» Exercise: Your task is to print the material below exactly as presented.

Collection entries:
-- begin --
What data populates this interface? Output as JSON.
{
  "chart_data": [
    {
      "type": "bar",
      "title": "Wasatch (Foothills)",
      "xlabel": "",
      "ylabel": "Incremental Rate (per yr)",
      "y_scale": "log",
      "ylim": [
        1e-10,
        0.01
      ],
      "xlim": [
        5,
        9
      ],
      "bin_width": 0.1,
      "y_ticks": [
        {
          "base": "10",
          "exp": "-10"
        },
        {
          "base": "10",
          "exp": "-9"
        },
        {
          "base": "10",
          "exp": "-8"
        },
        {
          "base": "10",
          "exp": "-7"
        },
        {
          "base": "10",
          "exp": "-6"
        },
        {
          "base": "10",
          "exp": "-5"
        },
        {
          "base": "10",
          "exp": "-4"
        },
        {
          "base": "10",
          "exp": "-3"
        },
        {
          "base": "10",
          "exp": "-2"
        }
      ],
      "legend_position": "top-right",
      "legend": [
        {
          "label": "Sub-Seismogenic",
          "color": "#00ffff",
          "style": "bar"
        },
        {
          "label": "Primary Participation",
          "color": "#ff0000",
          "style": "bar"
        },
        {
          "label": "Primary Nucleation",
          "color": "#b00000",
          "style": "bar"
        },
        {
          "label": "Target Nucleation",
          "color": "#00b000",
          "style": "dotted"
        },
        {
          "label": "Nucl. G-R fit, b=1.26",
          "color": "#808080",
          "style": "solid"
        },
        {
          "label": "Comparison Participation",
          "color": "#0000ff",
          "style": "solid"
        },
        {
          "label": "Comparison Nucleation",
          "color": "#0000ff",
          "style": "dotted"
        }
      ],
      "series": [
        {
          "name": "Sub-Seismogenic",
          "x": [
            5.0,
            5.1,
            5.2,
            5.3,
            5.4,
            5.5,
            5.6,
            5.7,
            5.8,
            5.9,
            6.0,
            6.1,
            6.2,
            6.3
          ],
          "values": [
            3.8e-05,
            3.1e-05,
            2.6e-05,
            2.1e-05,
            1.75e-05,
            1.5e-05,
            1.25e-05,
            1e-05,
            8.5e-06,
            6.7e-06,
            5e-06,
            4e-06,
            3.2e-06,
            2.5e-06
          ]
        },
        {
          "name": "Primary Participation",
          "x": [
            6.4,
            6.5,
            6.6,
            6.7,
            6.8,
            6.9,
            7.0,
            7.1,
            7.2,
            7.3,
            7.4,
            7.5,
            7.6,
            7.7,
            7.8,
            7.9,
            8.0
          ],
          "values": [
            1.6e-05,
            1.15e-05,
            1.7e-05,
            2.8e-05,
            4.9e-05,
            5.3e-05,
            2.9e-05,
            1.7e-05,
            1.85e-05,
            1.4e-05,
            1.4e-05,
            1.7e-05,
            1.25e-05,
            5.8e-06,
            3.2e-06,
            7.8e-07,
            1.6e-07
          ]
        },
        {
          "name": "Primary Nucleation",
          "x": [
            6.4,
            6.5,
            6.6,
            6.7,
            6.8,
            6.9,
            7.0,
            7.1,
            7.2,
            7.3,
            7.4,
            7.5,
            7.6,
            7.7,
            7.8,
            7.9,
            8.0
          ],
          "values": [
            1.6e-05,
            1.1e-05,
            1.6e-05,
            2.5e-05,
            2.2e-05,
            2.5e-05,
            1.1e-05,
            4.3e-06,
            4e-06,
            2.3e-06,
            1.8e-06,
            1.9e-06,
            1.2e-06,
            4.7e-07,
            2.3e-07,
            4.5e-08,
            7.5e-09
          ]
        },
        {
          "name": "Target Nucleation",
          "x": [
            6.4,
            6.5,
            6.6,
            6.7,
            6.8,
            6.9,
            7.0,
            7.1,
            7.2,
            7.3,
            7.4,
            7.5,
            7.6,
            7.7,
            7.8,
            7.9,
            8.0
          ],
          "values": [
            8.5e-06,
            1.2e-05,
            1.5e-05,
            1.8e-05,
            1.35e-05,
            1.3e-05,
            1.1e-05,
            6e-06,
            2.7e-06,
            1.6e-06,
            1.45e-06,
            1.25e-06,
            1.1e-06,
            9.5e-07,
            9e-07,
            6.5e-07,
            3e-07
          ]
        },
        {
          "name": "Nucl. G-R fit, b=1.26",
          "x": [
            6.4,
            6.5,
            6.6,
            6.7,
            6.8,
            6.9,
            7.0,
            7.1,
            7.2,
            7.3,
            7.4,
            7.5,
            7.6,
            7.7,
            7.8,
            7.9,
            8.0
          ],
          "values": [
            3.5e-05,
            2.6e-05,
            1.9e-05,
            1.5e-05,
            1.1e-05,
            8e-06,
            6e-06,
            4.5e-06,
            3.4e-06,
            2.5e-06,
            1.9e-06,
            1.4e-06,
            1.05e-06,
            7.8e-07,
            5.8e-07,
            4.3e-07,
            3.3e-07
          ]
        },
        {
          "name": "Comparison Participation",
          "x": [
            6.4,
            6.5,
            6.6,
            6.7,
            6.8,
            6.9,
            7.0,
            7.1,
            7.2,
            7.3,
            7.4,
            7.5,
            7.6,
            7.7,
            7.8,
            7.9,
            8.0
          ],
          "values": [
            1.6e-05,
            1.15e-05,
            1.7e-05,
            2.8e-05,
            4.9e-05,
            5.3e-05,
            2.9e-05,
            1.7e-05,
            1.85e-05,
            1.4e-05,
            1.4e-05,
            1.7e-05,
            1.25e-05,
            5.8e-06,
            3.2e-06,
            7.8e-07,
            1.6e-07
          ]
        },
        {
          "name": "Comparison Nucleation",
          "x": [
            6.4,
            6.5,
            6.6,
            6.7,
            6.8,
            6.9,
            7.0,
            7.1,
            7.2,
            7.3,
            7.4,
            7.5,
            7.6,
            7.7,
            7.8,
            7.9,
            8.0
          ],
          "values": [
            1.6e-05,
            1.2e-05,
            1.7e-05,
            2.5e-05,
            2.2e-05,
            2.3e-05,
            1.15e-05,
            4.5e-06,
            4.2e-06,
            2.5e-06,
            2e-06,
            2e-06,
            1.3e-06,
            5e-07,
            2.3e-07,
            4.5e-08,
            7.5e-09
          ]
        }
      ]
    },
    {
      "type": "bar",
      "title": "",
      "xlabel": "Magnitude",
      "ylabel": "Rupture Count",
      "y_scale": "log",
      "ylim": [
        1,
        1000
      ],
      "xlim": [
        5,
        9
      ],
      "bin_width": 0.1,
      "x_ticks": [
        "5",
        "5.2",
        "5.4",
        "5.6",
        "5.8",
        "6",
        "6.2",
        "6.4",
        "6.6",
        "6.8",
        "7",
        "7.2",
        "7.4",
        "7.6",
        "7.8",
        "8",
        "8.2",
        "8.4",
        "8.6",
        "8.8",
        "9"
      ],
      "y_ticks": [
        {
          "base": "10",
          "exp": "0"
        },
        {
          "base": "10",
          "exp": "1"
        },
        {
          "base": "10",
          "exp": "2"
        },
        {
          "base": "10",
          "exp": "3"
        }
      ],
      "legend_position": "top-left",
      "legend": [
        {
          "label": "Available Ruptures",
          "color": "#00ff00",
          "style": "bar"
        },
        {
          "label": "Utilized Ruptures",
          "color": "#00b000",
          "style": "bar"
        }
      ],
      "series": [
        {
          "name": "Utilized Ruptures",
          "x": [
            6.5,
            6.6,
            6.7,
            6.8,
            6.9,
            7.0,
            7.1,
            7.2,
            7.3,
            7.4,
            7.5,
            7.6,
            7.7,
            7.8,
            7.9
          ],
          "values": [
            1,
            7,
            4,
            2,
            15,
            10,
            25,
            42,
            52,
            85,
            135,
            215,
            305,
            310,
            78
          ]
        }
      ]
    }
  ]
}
-- end --
» Full answer:
What data populates this interface? Output as JSON.
{
  "chart_data": [
    {
      "type": "bar",
      "title": "Wasatch (Foothills)",
      "xlabel": "",
      "ylabel": "Incremental Rate (per yr)",
      "y_scale": "log",
      "ylim": [
        1e-10,
        0.01
      ],
      "xlim": [
        5,
        9
      ],
      "bin_width": 0.1,
      "y_ticks": [
        {
          "base": "10",
          "exp": "-10"
        },
        {
          "base": "10",
          "exp": "-9"
        },
        {
          "base": "10",
          "exp": "-8"
        },
        {
          "base": "10",
          "exp": "-7"
        },
        {
          "base": "10",
          "exp": "-6"
        },
        {
          "base": "10",
          "exp": "-5"
        },
        {
          "base": "10",
          "exp": "-4"
        },
        {
          "base": "10",
          "exp": "-3"
        },
        {
          "base": "10",
          "exp": "-2"
        }
      ],
      "legend_position": "top-right",
      "legend": [
        {
          "label": "Sub-Seismogenic",
          "color": "#00ffff",
          "style": "bar"
        },
        {
          "label": "Primary Participation",
          "color": "#ff0000",
          "style": "bar"
        },
        {
          "label": "Primary Nucleation",
          "color": "#b00000",
          "style": "bar"
        },
        {
          "label": "Target Nucleation",
          "color": "#00b000",
          "style": "dotted"
        },
        {
          "label": "Nucl. G-R fit, b=1.26",
          "color": "#808080",
          "style": "solid"
        },
        {
          "label": "Comparison Participation",
          "color": "#0000ff",
          "style": "solid"
        },
        {
          "label": "Comparison Nucleation",
          "color": "#0000ff",
          "style": "dotted"
        }
      ],
      "series": [
        {
          "name": "Sub-Seismogenic",
          "x": [
            5.0,
            5.1,
            5.2,
            5.3,
            5.4,
            5.5,
            5.6,
            5.7,
            5.8,
            5.9,
            6.0,
            6.1,
            6.2,
            6.3
          ],
          "values": [
            3.8e-05,
            3.1e-05,
            2.6e-05,
            2.1e-05,
            1.75e-05,
            1.5e-05,
            1.25e-05,
            1e-05,
            8.5e-06,
            6.7e-06,
            5e-06,
            4e-06,
            3.2e-06,
            2.5e-06
          ]
        },
        {
          "name": "Primary Participation",
          "x": [
            6.4,
            6.5,
            6.6,
            6.7,
            6.8,
            6.9,
            7.0,
            7.1,
            7.2,
            7.3,
            7.4,
            7.5,
            7.6,
            7.7,
            7.8,
            7.9,
            8.0
          ],
          "values": [
            1.6e-05,
            1.15e-05,
            1.7e-05,
            2.8e-05,
            4.9e-05,
            5.3e-05,
            2.9e-05,
            1.7e-05,
            1.85e-05,
            1.4e-05,
            1.4e-05,
            1.7e-05,
            1.25e-05,
            5.8e-06,
            3.2e-06,
            7.8e-07,
            1.6e-07
          ]
        },
        {
          "name": "Primary Nucleation",
          "x": [
            6.4,
            6.5,
            6.6,
            6.7,
            6.8,
            6.9,
            7.0,
            7.1,
            7.2,
            7.3,
            7.4,
            7.5,
            7.6,
            7.7,
            7.8,
            7.9,
            8.0
          ],
          "values": [
            1.6e-05,
            1.1e-05,
            1.6e-05,
            2.5e-05,
            2.2e-05,
            2.5e-05,
            1.1e-05,
            4.3e-06,
            4e-06,
            2.3e-06,
            1.8e-06,
            1.9e-06,
            1.2e-06,
            4.7e-07,
            2.3e-07,
            4.5e-08,
            7.5e-09
          ]
        },
        {
          "name": "Target Nucleation",
          "x": [
            6.4,
            6.5,
            6.6,
            6.7,
            6.8,
            6.9,
            7.0,
            7.1,
            7.2,
            7.3,
            7.4,
            7.5,
            7.6,
            7.7,
            7.8,
            7.9,
            8.0
          ],
          "values": [
            8.5e-06,
            1.2e-05,
            1.5e-05,
            1.8e-05,
            1.35e-05,
            1.3e-05,
            1.1e-05,
            6e-06,
            2.7e-06,
            1.6e-06,
            1.45e-06,
            1.25e-06,
            1.1e-06,
            9.5e-07,
            9e-07,
            6.5e-07,
            3e-07
          ]
        },
        {
          "name": "Nucl. G-R fit, b=1.26",
          "x": [
            6.4,
            6.5,
            6.6,
            6.7,
            6.8,
            6.9,
            7.0,
            7.1,
            7.2,
            7.3,
            7.4,
            7.5,
            7.6,
            7.7,
            7.8,
            7.9,
            8.0
          ],
          "values": [
            3.5e-05,
            2.6e-05,
            1.9e-05,
            1.5e-05,
            1.1e-05,
            8e-06,
            6e-06,
            4.5e-06,
            3.4e-06,
            2.5e-06,
            1.9e-06,
            1.4e-06,
            1.05e-06,
            7.8e-07,
            5.8e-07,
            4.3e-07,
            3.3e-07
          ]
        },
        {
          "name": "Comparison Participation",
          "x": [
            6.4,
            6.5,
            6.6,
            6.7,
            6.8,
            6.9,
            7.0,
            7.1,
            7.2,
            7.3,
            7.4,
            7.5,
            7.6,
            7.7,
            7.8,
            7.9,
            8.0
          ],
          "values": [
            1.6e-05,
            1.15e-05,
            1.7e-05,
            2.8e-05,
            4.9e-05,
            5.3e-05,
            2.9e-05,
            1.7e-05,
            1.85e-05,
            1.4e-05,
            1.4e-05,
            1.7e-05,
            1.25e-05,
            5.8e-06,
            3.2e-06,
            7.8e-07,
            1.6e-07
          ]
        },
        {
          "name": "Comparison Nucleation",
          "x": [
            6.4,
            6.5,
            6.6,
            6.7,
            6.8,
            6.9,
            7.0,
            7.1,
            7.2,
            7.3,
            7.4,
            7.5,
            7.6,
            7.7,
            7.8,
            7.9,
            8.0
          ],
          "values": [
            1.6e-05,
            1.2e-05,
            1.7e-05,
            2.5e-05,
            2.2e-05,
            2.3e-05,
            1.15e-05,
            4.5e-06,
            4.2e-06,
            2.5e-06,
            2e-06,
            2e-06,
            1.3e-06,
            5e-07,
            2.3e-07,
            4.5e-08,
            7.5e-09
          ]
        }
      ]
    },
    {
      "type": "bar",
      "title": "",
      "xlabel": "Magnitude",
      "ylabel": "Rupture Count",
      "y_scale": "log",
      "ylim": [
        1,
        1000
      ],
      "xlim": [
        5,
        9
      ],
      "bin_width": 0.1,
      "x_ticks": [
        "5",
        "5.2",
        "5.4",
        "5.6",
        "5.8",
        "6",
        "6.2",
        "6.4",
        "6.6",
        "6.8",
        "7",
        "7.2",
        "7.4",
        "7.6",
        "7.8",
        "8",
        "8.2",
        "8.4",
        "8.6",
        "8.8",
        "9"
      ],
      "y_ticks": [
        {
          "base": "10",
          "exp": "0"
        },
        {
          "base": "10",
          "exp": "1"
        },
        {
          "base": "10",
          "exp": "2"
        },
        {
          "base": "10",
          "exp": "3"
        }
      ],
      "legend_position": "top-left",
      "legend": [
        {
          "label": "Available Ruptures",
          "color": "#00ff00",
          "style": "bar"
        },
        {
          "label": "Utilized Ruptures",
          "color": "#00b000",
          "style": "bar"
        }
      ],
      "series": [
        {
          "name": "Utilized Ruptures",
          "x": [
            6.5,
            6.6,
            6.7,
            6.8,
            6.9,
            7.0,
            7.1,
            7.2,
            7.3,
            7.4,
            7.5,
            7.6,
            7.7,
            7.8,
            7.9
          ],
          "values": [
            1,
            7,
            4,
            2,
            15,
            10,
            25,
            42,
            52,
            85,
            135,
            215,
            305,
            310,
            78
          ]
        }
      ]
    }
  ]
}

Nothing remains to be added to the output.